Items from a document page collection
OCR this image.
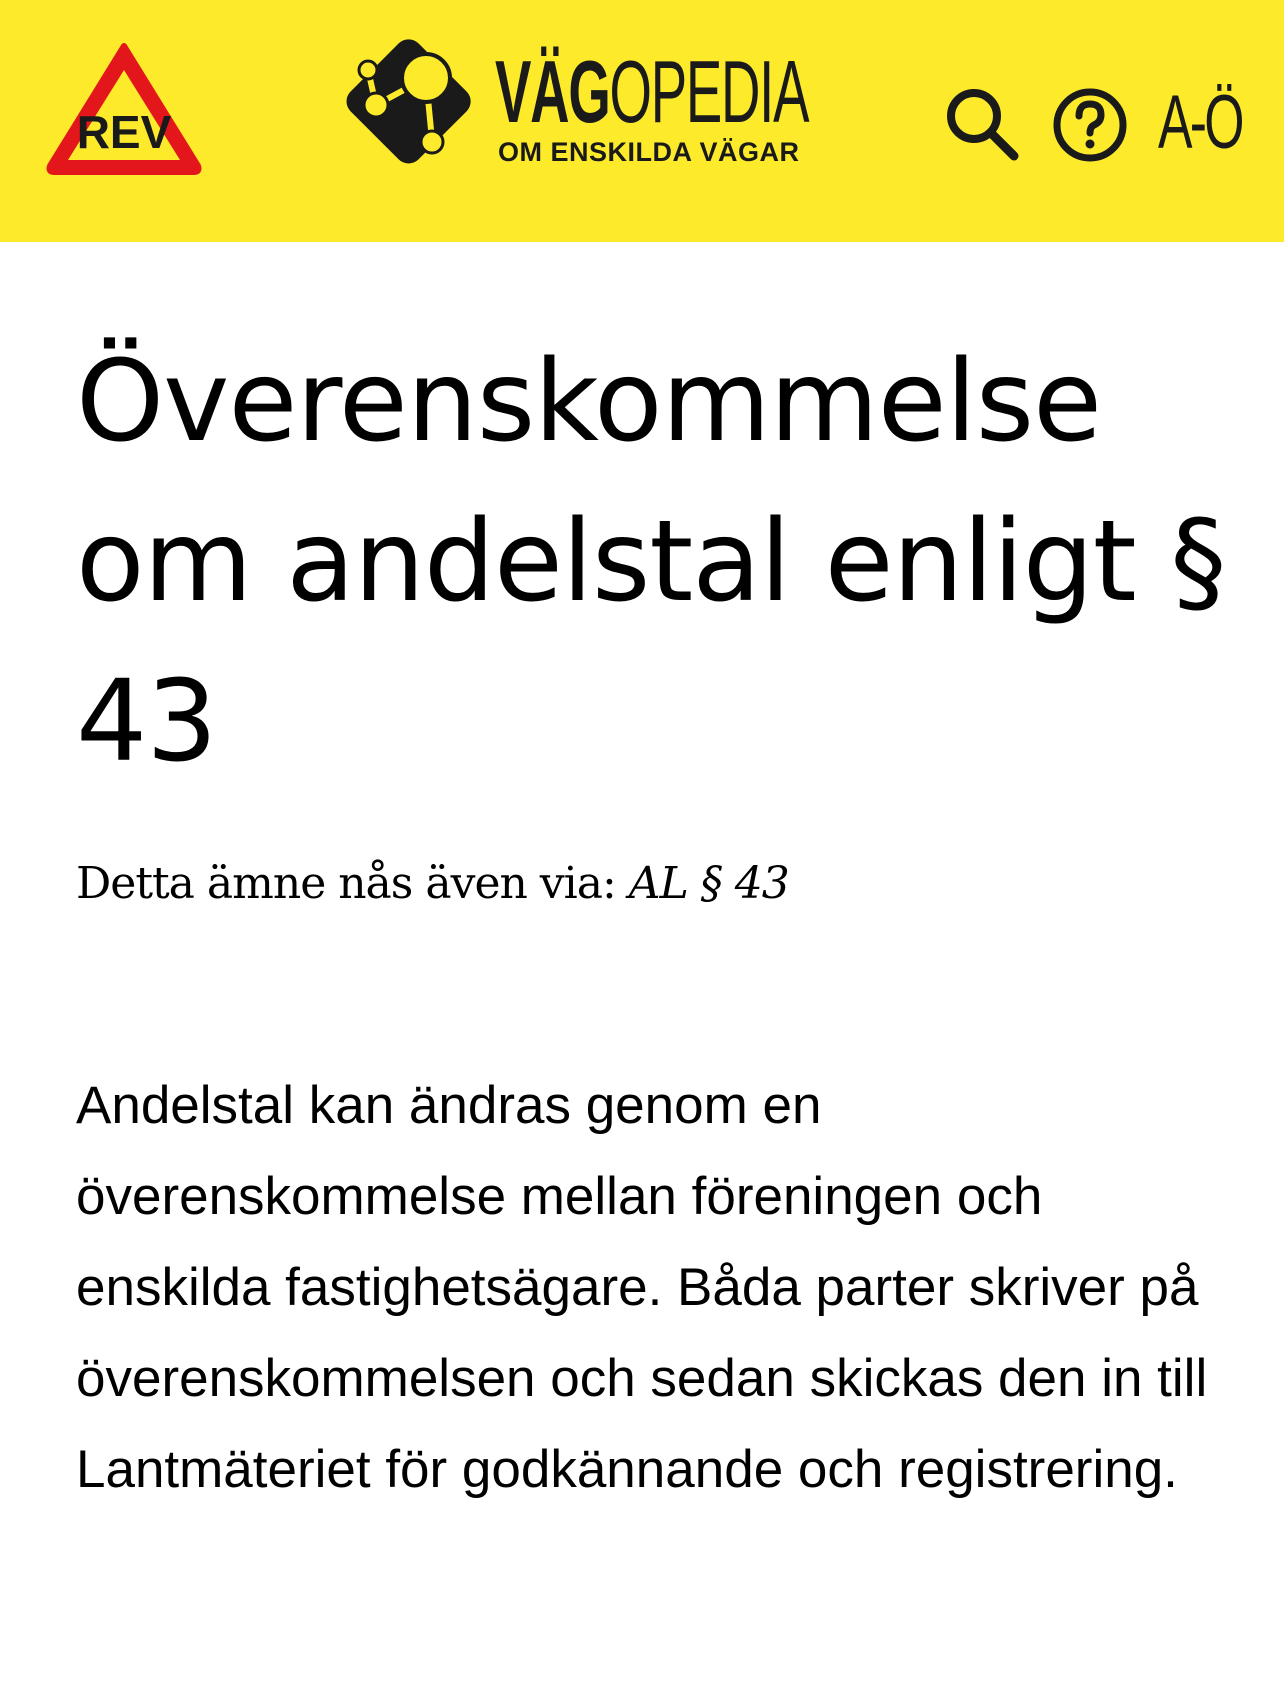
REV	VÄGOPEDIA
OM ENSKILDA VÄGAR	A-Ö
Överenskommelse om andelstal enligt § 43
Detta ämne nås även via: AL § 43

Andelstal kan ändras genom en överenskommelse mellan föreningen och enskilda fastighetsägare. Båda parter skriver på överenskommelsen och sedan skickas den in till Lantmäteriet för godkännande och registrering.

* _Exercise directions_
Would you write each entry out again exactly, omitting the images?

* _Response to this exercise_
OCR this image.
REV	VÄGOPEDIA
OM ENSKILDA VÄGAR	A-Ö
Överenskommelse om andelstal enligt § 43
Detta ämne nås även via: AL § 43

Andelstal kan ändras genom en överenskommelse mellan föreningen och enskilda fastighetsägare. Båda parter skriver på överenskommelsen och sedan skickas den in till Lantmäteriet för godkännande och registrering.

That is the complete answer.